===== Input rows =====
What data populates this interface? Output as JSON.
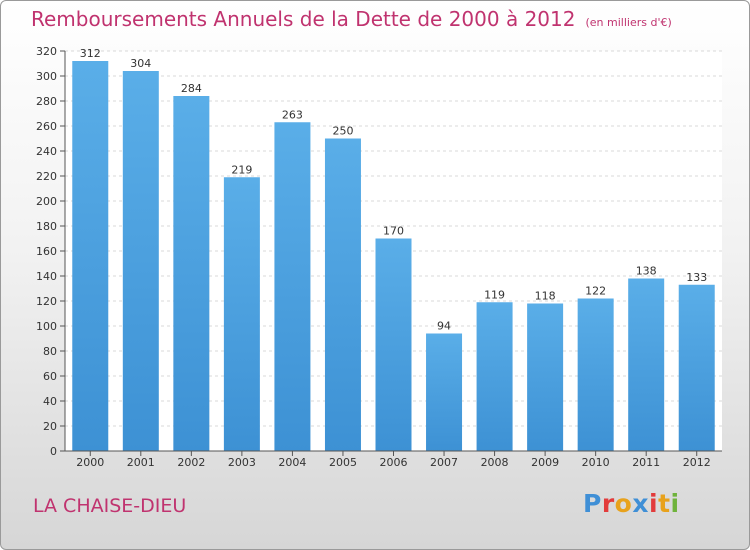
{
  "header": {
    "title": "Remboursements Annuels de la Dette de 2000 à 2012",
    "subtitle": "(en milliers d'€)"
  },
  "footer": {
    "city": "LA CHAISE-DIEU",
    "logo_text": "Proxiti",
    "logo_colors": [
      "#3f8fd6",
      "#e23b3b",
      "#e8a21c",
      "#3f8fd6",
      "#e23b3b",
      "#e8a21c",
      "#6fb33c"
    ]
  },
  "chart_data": {
    "type": "bar",
    "title": "Remboursements Annuels de la Dette de 2000 à 2012",
    "subtitle": "(en milliers d'€)",
    "categories": [
      "2000",
      "2001",
      "2002",
      "2003",
      "2004",
      "2005",
      "2006",
      "2007",
      "2008",
      "2009",
      "2010",
      "2011",
      "2012"
    ],
    "values": [
      312,
      304,
      284,
      219,
      263,
      250,
      170,
      94,
      119,
      118,
      122,
      138,
      133
    ],
    "ylim": [
      0,
      320
    ],
    "yticks": [
      0,
      20,
      40,
      60,
      80,
      100,
      120,
      140,
      160,
      180,
      200,
      220,
      240,
      260,
      280,
      300,
      320
    ],
    "grid": true,
    "bar_color": "#3d91d4",
    "bar_color_light": "#5aaee8"
  }
}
=====
From the records given above, copy all lines containing "subtitle".

**The output**:
    "subtitle": "(en milliers d'€)"
    "subtitle": "(en milliers d'€)",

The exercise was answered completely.